| Material provided |

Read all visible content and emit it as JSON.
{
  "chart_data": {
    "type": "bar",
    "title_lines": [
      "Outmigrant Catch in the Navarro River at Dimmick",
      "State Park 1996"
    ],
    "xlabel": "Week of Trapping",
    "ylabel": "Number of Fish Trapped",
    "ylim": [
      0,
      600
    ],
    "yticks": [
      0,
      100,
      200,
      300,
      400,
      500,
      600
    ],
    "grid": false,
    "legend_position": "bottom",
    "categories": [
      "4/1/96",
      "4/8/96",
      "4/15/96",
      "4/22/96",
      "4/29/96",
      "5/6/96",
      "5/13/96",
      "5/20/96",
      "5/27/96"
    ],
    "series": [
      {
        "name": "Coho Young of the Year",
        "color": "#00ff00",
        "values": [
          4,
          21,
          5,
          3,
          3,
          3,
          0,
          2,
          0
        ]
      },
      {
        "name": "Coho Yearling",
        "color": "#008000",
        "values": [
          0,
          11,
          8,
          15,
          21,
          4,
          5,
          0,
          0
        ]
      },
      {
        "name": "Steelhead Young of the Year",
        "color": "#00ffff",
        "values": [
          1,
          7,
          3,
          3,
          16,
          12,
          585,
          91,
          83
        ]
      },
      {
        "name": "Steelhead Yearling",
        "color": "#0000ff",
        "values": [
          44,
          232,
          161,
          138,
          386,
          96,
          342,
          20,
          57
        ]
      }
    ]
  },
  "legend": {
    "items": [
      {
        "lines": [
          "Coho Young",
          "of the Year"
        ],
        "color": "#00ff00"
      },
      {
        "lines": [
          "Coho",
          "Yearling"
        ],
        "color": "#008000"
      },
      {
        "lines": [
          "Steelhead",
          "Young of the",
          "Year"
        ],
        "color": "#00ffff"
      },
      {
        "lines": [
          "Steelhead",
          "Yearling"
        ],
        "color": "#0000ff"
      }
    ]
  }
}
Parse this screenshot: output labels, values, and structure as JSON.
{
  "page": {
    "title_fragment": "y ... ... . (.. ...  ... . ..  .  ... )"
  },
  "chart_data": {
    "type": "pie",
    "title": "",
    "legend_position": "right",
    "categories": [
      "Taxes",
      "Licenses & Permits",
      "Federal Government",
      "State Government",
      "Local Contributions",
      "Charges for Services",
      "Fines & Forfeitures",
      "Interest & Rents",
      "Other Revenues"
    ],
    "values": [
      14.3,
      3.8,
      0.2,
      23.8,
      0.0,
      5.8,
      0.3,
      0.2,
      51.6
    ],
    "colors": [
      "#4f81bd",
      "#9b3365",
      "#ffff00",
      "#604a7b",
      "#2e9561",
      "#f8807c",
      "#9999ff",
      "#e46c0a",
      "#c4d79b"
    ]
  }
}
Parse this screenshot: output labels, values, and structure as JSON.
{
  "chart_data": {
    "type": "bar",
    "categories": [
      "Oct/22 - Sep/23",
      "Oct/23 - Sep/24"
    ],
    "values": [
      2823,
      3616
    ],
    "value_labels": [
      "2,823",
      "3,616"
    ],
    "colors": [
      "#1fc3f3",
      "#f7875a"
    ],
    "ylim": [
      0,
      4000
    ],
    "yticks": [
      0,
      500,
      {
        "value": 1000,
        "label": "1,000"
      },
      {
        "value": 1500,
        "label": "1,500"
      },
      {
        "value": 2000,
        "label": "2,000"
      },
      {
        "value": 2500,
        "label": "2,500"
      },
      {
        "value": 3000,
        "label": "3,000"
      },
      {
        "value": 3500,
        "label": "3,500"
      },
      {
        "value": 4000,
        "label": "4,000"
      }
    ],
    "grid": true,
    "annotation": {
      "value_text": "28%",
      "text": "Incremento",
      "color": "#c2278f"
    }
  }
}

| Task directions |
Return all the data above once more, precisely as given.

| Correct response |
Read all visible content and emit it as JSON.
{
  "chart_data": {
    "type": "bar",
    "title_lines": [
      "Outmigrant Catch in the Navarro River at Dimmick",
      "State Park 1996"
    ],
    "xlabel": "Week of Trapping",
    "ylabel": "Number of Fish Trapped",
    "ylim": [
      0,
      600
    ],
    "yticks": [
      0,
      100,
      200,
      300,
      400,
      500,
      600
    ],
    "grid": false,
    "legend_position": "bottom",
    "categories": [
      "4/1/96",
      "4/8/96",
      "4/15/96",
      "4/22/96",
      "4/29/96",
      "5/6/96",
      "5/13/96",
      "5/20/96",
      "5/27/96"
    ],
    "series": [
      {
        "name": "Coho Young of the Year",
        "color": "#00ff00",
        "values": [
          4,
          21,
          5,
          3,
          3,
          3,
          0,
          2,
          0
        ]
      },
      {
        "name": "Coho Yearling",
        "color": "#008000",
        "values": [
          0,
          11,
          8,
          15,
          21,
          4,
          5,
          0,
          0
        ]
      },
      {
        "name": "Steelhead Young of the Year",
        "color": "#00ffff",
        "values": [
          1,
          7,
          3,
          3,
          16,
          12,
          585,
          91,
          83
        ]
      },
      {
        "name": "Steelhead Yearling",
        "color": "#0000ff",
        "values": [
          44,
          232,
          161,
          138,
          386,
          96,
          342,
          20,
          57
        ]
      }
    ]
  },
  "legend": {
    "items": [
      {
        "lines": [
          "Coho Young",
          "of the Year"
        ],
        "color": "#00ff00"
      },
      {
        "lines": [
          "Coho",
          "Yearling"
        ],
        "color": "#008000"
      },
      {
        "lines": [
          "Steelhead",
          "Young of the",
          "Year"
        ],
        "color": "#00ffff"
      },
      {
        "lines": [
          "Steelhead",
          "Yearling"
        ],
        "color": "#0000ff"
      }
    ]
  }
}
Parse this screenshot: output labels, values, and structure as JSON.
{
  "page": {
    "title_fragment": "y ... ... . (.. ...  ... . ..  .  ... )"
  },
  "chart_data": {
    "type": "pie",
    "title": "",
    "legend_position": "right",
    "categories": [
      "Taxes",
      "Licenses & Permits",
      "Federal Government",
      "State Government",
      "Local Contributions",
      "Charges for Services",
      "Fines & Forfeitures",
      "Interest & Rents",
      "Other Revenues"
    ],
    "values": [
      14.3,
      3.8,
      0.2,
      23.8,
      0.0,
      5.8,
      0.3,
      0.2,
      51.6
    ],
    "colors": [
      "#4f81bd",
      "#9b3365",
      "#ffff00",
      "#604a7b",
      "#2e9561",
      "#f8807c",
      "#9999ff",
      "#e46c0a",
      "#c4d79b"
    ]
  }
}
Parse this screenshot: output labels, values, and structure as JSON.
{
  "chart_data": {
    "type": "bar",
    "categories": [
      "Oct/22 - Sep/23",
      "Oct/23 - Sep/24"
    ],
    "values": [
      2823,
      3616
    ],
    "value_labels": [
      "2,823",
      "3,616"
    ],
    "colors": [
      "#1fc3f3",
      "#f7875a"
    ],
    "ylim": [
      0,
      4000
    ],
    "yticks": [
      0,
      500,
      {
        "value": 1000,
        "label": "1,000"
      },
      {
        "value": 1500,
        "label": "1,500"
      },
      {
        "value": 2000,
        "label": "2,000"
      },
      {
        "value": 2500,
        "label": "2,500"
      },
      {
        "value": 3000,
        "label": "3,000"
      },
      {
        "value": 3500,
        "label": "3,500"
      },
      {
        "value": 4000,
        "label": "4,000"
      }
    ],
    "grid": true,
    "annotation": {
      "value_text": "28%",
      "text": "Incremento",
      "color": "#c2278f"
    }
  }
}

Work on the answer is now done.